▶ [TEXT PASSAGE]:
>>>

MEP Michael Gahler, the Rapporteur on Ukraine, said another problem with any possible prisoner exchanges is the fact that the Kremlin doesn’t recognise its own soldiers who have been captured in the Donbass region.

“The Ukrainians have captured 20 Russian soldiers but the perfidious habit of the Kremlin is not to consider them as their own soldiers,” he said.

The awarding of the Sakharov prize to Sentsov has gone down like a lead balloon in Russia with even the opposition journalist Oleg Kashin criticising the director in an interview on state-controlled Perviy Kanal.

Sentsov's work on his film Rhino, about children of the 1990s, was interrupted in 2013, when he joined the Euromaidan revolution that erupted in Ukraine after pro-Russia President Viktor Yanukovich decided to suspend talks on an EU-Ukraine Association Agreement.

In February 2014, the protests paved the way for a new pro-European government and the ousting of Yanukovich. When Moscow responded by illegally annexing Crimea and launching a hybrid war against Ukraine, Sentsov helped bring food to Ukrainian soldiers and organised rallies for a united Ukraine in Simferopol.

Sentsov was arrested by the Russian Federal Security Service in Crimea in May 2014, and deported to Russia. In what Amnesty International called a "cynical show trial", a Russian military court in August 2015 convicted Sentsov to 20 years imprisonment for plotting terrorist acts. Sentsov denies the charges, which he and human rights groups call politically motivated.

Sentsov said he was beaten for 24 hours in an attempt to force him to confess. Russian authorities have refused to investigate the allegations of torture.

<<<

▶ [RECORDED DATA]:
>>>

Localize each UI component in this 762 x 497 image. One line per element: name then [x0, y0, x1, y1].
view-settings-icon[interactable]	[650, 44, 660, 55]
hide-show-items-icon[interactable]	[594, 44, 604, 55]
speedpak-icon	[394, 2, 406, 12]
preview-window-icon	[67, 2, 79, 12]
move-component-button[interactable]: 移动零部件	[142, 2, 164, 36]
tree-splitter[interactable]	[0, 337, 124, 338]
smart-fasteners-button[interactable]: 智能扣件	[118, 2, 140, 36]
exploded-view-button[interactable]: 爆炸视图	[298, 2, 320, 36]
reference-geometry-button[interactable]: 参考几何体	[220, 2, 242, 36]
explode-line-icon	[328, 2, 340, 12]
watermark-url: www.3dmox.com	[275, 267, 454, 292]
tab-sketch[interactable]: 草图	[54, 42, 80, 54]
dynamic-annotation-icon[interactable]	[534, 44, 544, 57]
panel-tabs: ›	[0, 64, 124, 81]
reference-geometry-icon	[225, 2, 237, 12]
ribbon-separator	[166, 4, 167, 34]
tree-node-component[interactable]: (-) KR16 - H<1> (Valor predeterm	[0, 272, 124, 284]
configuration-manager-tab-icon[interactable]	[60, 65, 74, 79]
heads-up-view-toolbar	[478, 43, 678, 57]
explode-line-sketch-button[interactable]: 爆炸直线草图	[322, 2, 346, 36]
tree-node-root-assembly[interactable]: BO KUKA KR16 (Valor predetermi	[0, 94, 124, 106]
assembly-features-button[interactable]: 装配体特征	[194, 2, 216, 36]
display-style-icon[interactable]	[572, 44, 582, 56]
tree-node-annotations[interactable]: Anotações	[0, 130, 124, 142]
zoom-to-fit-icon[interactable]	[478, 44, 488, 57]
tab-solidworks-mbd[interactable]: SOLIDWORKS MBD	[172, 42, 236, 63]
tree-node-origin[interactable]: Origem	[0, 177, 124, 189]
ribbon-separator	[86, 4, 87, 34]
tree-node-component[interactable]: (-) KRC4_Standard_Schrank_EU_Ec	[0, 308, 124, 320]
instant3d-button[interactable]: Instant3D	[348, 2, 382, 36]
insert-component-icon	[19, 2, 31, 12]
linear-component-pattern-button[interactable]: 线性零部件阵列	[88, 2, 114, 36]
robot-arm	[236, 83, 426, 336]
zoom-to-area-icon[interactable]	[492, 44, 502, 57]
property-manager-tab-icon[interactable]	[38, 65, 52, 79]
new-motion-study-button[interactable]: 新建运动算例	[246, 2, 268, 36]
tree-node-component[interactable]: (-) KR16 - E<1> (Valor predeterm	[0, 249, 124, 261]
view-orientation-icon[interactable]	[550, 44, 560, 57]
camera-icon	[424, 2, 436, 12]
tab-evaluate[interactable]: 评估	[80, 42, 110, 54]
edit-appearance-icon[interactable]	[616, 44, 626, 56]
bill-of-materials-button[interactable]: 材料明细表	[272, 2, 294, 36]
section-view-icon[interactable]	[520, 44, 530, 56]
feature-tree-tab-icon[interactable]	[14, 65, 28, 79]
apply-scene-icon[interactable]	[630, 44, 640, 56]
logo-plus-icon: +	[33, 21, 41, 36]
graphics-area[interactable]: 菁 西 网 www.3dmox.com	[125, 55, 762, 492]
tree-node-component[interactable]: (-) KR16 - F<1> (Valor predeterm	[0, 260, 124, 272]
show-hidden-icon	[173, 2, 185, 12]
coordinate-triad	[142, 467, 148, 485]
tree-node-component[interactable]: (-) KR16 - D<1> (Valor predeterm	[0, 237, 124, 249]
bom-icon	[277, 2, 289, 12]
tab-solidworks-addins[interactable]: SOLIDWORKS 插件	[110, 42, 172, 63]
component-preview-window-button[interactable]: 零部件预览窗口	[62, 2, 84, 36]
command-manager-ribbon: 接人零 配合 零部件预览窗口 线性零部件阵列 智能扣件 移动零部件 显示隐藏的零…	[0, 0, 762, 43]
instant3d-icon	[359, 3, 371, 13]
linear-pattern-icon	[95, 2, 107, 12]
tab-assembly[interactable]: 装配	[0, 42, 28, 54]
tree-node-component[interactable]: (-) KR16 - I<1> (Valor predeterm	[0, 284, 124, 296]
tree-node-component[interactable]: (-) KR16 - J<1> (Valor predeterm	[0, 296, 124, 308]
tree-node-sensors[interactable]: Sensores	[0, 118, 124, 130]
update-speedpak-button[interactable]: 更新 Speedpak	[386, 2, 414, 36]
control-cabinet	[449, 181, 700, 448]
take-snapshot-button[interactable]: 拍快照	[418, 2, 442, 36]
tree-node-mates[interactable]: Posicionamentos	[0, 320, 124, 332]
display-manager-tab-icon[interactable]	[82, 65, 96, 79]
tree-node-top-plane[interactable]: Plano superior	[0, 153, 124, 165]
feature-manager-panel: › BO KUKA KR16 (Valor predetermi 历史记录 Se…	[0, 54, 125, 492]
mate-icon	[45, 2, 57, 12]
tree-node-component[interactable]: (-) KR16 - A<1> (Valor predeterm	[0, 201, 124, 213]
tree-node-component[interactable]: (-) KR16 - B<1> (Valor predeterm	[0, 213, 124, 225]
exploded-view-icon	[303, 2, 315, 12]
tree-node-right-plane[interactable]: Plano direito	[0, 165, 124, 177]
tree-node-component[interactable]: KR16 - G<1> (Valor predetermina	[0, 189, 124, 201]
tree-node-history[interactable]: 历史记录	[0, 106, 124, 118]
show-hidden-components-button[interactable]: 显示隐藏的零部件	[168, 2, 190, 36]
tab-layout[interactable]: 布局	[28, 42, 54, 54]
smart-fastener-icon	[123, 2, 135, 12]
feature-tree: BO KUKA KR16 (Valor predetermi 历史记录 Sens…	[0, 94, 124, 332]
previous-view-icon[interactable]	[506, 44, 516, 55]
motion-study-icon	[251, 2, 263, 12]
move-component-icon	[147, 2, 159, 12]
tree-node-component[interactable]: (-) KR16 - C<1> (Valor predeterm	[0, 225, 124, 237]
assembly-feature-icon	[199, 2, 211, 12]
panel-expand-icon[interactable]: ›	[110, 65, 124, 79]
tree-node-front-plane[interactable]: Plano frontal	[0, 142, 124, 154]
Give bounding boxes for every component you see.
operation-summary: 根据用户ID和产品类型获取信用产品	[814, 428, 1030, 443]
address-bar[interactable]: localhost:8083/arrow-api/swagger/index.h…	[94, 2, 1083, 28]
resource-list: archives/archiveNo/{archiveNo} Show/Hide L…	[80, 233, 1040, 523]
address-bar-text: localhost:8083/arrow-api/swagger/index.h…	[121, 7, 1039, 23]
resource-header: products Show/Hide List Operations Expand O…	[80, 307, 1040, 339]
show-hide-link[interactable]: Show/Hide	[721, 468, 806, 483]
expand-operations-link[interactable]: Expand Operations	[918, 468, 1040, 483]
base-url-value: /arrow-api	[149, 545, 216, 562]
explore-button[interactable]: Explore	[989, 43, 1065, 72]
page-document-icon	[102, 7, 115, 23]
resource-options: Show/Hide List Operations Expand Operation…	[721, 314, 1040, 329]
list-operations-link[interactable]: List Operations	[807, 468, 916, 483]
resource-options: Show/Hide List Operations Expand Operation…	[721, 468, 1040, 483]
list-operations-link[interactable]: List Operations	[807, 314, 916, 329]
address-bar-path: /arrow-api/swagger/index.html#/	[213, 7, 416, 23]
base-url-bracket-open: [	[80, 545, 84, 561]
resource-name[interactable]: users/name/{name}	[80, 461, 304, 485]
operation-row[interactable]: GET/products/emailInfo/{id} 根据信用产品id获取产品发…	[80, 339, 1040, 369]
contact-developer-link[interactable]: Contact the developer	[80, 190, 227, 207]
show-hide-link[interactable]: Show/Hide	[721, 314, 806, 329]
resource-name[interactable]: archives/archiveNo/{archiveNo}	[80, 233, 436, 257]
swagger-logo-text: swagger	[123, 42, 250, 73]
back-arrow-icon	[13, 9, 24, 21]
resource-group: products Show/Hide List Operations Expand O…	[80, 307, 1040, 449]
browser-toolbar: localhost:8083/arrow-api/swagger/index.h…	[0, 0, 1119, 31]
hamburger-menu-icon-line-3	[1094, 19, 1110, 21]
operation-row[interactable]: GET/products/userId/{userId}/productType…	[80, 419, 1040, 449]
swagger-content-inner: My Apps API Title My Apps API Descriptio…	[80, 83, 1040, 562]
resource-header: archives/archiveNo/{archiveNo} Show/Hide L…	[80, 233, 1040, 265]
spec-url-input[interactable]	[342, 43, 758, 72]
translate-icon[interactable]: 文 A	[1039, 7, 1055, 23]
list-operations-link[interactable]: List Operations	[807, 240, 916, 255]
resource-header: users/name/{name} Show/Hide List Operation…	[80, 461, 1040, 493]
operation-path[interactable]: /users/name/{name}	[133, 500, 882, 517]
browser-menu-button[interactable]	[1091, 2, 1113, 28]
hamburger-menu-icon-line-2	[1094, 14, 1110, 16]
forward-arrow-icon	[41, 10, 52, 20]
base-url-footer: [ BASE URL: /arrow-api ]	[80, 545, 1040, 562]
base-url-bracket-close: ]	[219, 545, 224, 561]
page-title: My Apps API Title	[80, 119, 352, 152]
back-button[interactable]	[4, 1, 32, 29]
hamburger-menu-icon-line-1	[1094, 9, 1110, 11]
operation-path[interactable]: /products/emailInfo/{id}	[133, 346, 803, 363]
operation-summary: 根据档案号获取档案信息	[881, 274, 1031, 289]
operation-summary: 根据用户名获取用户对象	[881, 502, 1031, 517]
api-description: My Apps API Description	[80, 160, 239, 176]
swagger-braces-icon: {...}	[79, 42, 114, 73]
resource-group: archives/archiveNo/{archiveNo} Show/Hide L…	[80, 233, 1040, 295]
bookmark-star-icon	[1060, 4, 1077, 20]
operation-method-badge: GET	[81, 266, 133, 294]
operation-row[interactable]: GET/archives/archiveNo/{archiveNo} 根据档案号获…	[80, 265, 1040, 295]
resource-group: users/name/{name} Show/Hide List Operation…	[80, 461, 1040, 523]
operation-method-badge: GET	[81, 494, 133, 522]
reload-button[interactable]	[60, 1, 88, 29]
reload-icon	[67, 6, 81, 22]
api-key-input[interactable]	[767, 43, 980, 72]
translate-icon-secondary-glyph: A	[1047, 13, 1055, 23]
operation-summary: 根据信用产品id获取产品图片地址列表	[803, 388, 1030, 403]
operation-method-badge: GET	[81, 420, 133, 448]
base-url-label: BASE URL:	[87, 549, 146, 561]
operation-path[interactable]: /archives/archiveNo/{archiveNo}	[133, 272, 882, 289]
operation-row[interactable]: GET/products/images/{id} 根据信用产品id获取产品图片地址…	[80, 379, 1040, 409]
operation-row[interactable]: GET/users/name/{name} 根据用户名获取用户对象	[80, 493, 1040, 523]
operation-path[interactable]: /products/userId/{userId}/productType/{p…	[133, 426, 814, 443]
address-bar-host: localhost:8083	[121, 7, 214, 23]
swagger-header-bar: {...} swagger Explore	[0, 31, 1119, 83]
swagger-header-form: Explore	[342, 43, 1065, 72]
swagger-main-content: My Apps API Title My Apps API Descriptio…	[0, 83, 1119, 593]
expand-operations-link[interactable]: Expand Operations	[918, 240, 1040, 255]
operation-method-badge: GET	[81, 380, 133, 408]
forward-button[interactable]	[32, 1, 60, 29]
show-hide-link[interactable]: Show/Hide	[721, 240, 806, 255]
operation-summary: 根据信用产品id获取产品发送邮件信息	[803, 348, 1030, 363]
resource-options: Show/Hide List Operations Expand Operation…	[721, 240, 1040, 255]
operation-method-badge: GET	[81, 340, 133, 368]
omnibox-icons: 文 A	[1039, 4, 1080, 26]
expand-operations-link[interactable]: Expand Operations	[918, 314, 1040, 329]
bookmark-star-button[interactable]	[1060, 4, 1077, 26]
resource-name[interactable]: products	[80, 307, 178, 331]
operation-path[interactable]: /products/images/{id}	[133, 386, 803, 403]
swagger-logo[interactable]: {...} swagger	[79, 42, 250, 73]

<<<

▶ [EXERCISE INSTRUCTIONS]:
1. Summarize the passage on Oleg Sentsov in two sentences.
2. Answer these questions from the passage on Oleg Sentsov.
(a) According to Michael Gahler, how many Russian soldiers have the Ukrainians captured?
(b) What was the title of the film Sentsov was working on in 2013?
(c) For how many hours did Sentsov say he was beaten?
3. Carry the passage on Oleg Sentsov forward from its final sentence.
The entries were drawn from a different source than the passage on Oleg Sentsov.

▶ [TASK-BY-TASK ANSWERS]:
1. Sentsov joined the Euromaidan revolution in 2013, helped Ukrainian soldiers and organized rallies in Simferopol after Russia annexed Crimea, and was arrested in Crimea in May 2014 and deported to Russia. A Russian military court sentenced him in August 2015 to 20 years for plotting terrorist acts, charges he denies as politically motivated, and his award of the Sakharov prize has been poorly received in Russia.

2.
(a) 20
(b) Rhino
(c) 24 hours

3.
In May this year, he began a hunger strike, demanding the release of all Ukrainians held on political ground in Russia and annexed Crimea. Sentsov ended the 145-day hunger strike on 6 October 2018. In a handwritten statement, he explained that he had no choice but to halt the hunger strike to avoid being force-fed by Russian authorities due to the critical state of his health.

Ukraine’s calls to swap Sentsov and Ukrainian journalist Roman Suschenko, arrested in Moscow in 2016 on espionage charges, for Russian prisoners, have so far been rejected by Moscow.

Other laureates in the history of the prize have also been prevented from attending because of detention, most recently Raif Badawi in 2015. Sentsov is the first laureate from eastern Europe since 2009, when the Russian human rights centre, Memorial, received the prize.

Thirty years since it was first awarded, Gahler said the award also draws attention to the struggle of all Ukrainian political prisoners currently behind bars in Russia and the annexed Crimean peninsula.

Created through a Parliamentary resolution in December 1985, the prize bears the name of prominent Soviet-era dissident, Andrei Sakharov, joint inventor of the Soviet hydrogen bomb, 1975 Nobel Peace Prize-winner and campaigner for human rights and nuclear disarmament in the Soviet Union.

The prize was named after him in recognition his courageous defence of human rights, among which the freedom of thought and expression, to the detriment of his professional career and personal freedom.

The prize was awarded for the first time in 1988 jointly to Nelson Mandela and posthumously to Soviet dissident Anatoli Marchenko, who died in 1986 after a three-month-long hunger strike for the release of all Soviet dissidents. The public outcry caused by his death pushed the USSR’s last President Mikhail Gorbachev to authorise the release of political prisoners from Soviet jails.

Sentsov’s lawyer Dinze told journalists in Strasbourg that his client’s health had improved somewhat lately although the director hadn’t expressed much emotion about winning the prize.

“He is about to be released from hospital and he looks a bit better, his cheeks look at bit rosier and he become a bit more animated when he is talking about his case or about his new film,” said Dinze.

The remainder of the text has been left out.